WHAT IS ASKED:
Repeat every line of the listing below exactly, minus the pictures.
"""
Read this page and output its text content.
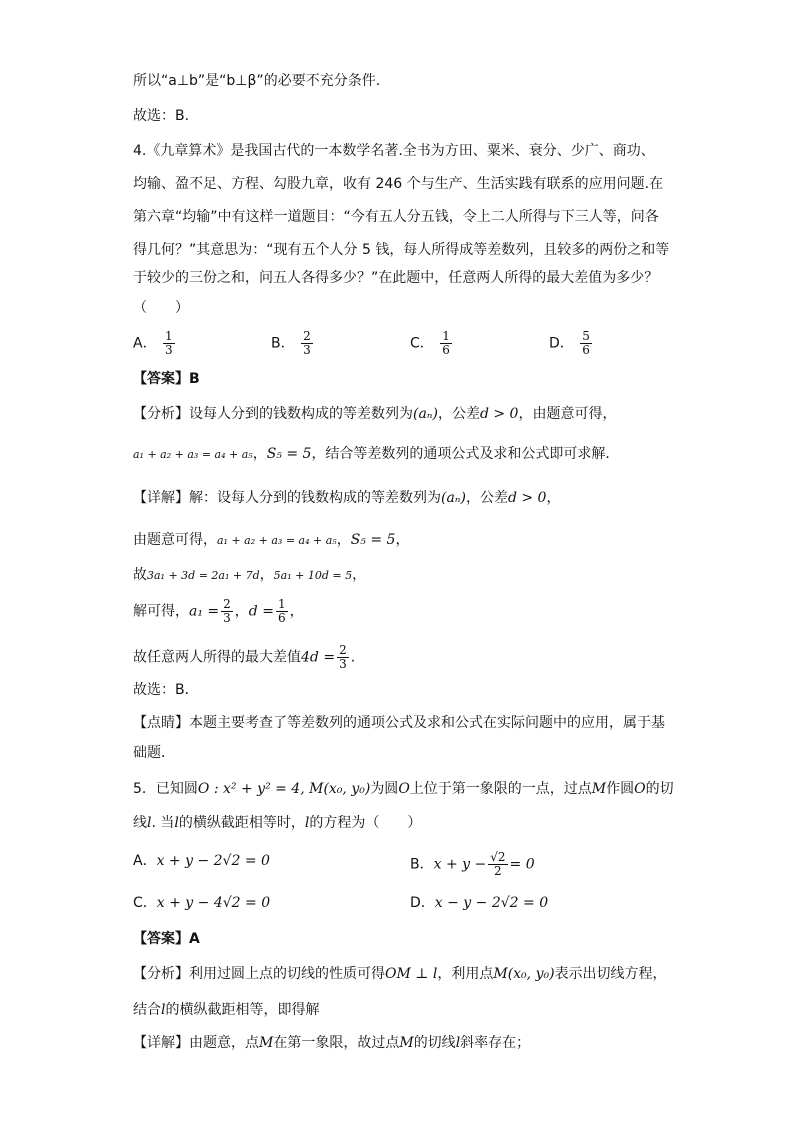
所以“a⊥b”是“b⊥β”的必要不充分条件.
故选：B.
4.《九章算术》是我国古代的一本数学名著.全书为方田、粟米、衰分、少广、商功、
均输、盈不足、方程、勾股九章，收有 246 个与生产、生活实践有联系的应用问题.在
第六章“均输”中有这样一道题目：“今有五人分五钱，令上二人所得与下三人等，问各
得几何？”其意思为：“现有五个人分 5 钱，每人所得成等差数列，且较多的两份之和等
于较少的三份之和，问五人各得多少？”在此题中，任意两人所得的最大差值为多少？
（　　）
A． $\frac{1}{3}$	B． $\frac{2}{3}$	C． $\frac{1}{6}$	D． $\frac{5}{6}$
【答案】B
【分析】设每人分到的钱数构成的等差数列为(aₙ)，公差d > 0，由题意可得，
a₁ + a₂ + a₃ = a₄ + a₅，S₅ = 5，结合等差数列的通项公式及求和公式即可求解．
【详解】解：设每人分到的钱数构成的等差数列为(aₙ)，公差d > 0，
由题意可得，a₁ + a₂ + a₃ = a₄ + a₅，S₅ = 5，
故3a₁ + 3d = 2a₁ + 7d，5a₁ + 10d = 5，
解可得，$a_1 = \frac{2}{3}$ ，$d = \frac{1}{6}$ ，
故任意两人所得的最大差值$4d = \frac{2}{3}$ .
故选：B．
【点睛】本题主要考查了等差数列的通项公式及求和公式在实际问题中的应用，属于基
础题．
5．已知圆O : x² + y² = 4, M(x₀, y₀)为圆O上位于第一象限的一点，过点M作圆O的切
线l. 当l的横纵截距相等时，l的方程为（　　）
A．x + y − 2√2 = 0	B．$x + y - \frac{√2}{2} = 0$
C．x + y − 4√2 = 0	D．x − y − 2√2 = 0
【答案】A
【分析】利用过圆上点的切线的性质可得OM ⊥ l，利用点M(x₀, y₀)表示出切线方程，
结合l的横纵截距相等，即得解
【详解】由题意，点M在第一象限，故过点M的切线l斜率存在；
"""
THE SOLUTION:
Read this page and output its text content.
所以“a⊥b”是“b⊥β”的必要不充分条件.
故选：B.
4.《九章算术》是我国古代的一本数学名著.全书为方田、粟米、衰分、少广、商功、
均输、盈不足、方程、勾股九章，收有 246 个与生产、生活实践有联系的应用问题.在
第六章“均输”中有这样一道题目：“今有五人分五钱，令上二人所得与下三人等，问各
得几何？”其意思为：“现有五个人分 5 钱，每人所得成等差数列，且较多的两份之和等
于较少的三份之和，问五人各得多少？”在此题中，任意两人所得的最大差值为多少？
（　　）
A． $\frac{1}{3}$	B． $\frac{2}{3}$	C． $\frac{1}{6}$	D． $\frac{5}{6}$
【答案】B
【分析】设每人分到的钱数构成的等差数列为(aₙ)，公差d > 0，由题意可得，
a₁ + a₂ + a₃ = a₄ + a₅，S₅ = 5，结合等差数列的通项公式及求和公式即可求解．
【详解】解：设每人分到的钱数构成的等差数列为(aₙ)，公差d > 0，
由题意可得，a₁ + a₂ + a₃ = a₄ + a₅，S₅ = 5，
故3a₁ + 3d = 2a₁ + 7d，5a₁ + 10d = 5，
解可得，$a_1 = \frac{2}{3}$ ，$d = \frac{1}{6}$ ，
故任意两人所得的最大差值$4d = \frac{2}{3}$ .
故选：B．
【点睛】本题主要考查了等差数列的通项公式及求和公式在实际问题中的应用，属于基
础题．
5．已知圆O : x² + y² = 4, M(x₀, y₀)为圆O上位于第一象限的一点，过点M作圆O的切
线l. 当l的横纵截距相等时，l的方程为（　　）
A．x + y − 2√2 = 0	B．$x + y - \frac{√2}{2} = 0$
C．x + y − 4√2 = 0	D．x − y − 2√2 = 0
【答案】A
【分析】利用过圆上点的切线的性质可得OM ⊥ l，利用点M(x₀, y₀)表示出切线方程，
结合l的横纵截距相等，即得解
【详解】由题意，点M在第一象限，故过点M的切线l斜率存在；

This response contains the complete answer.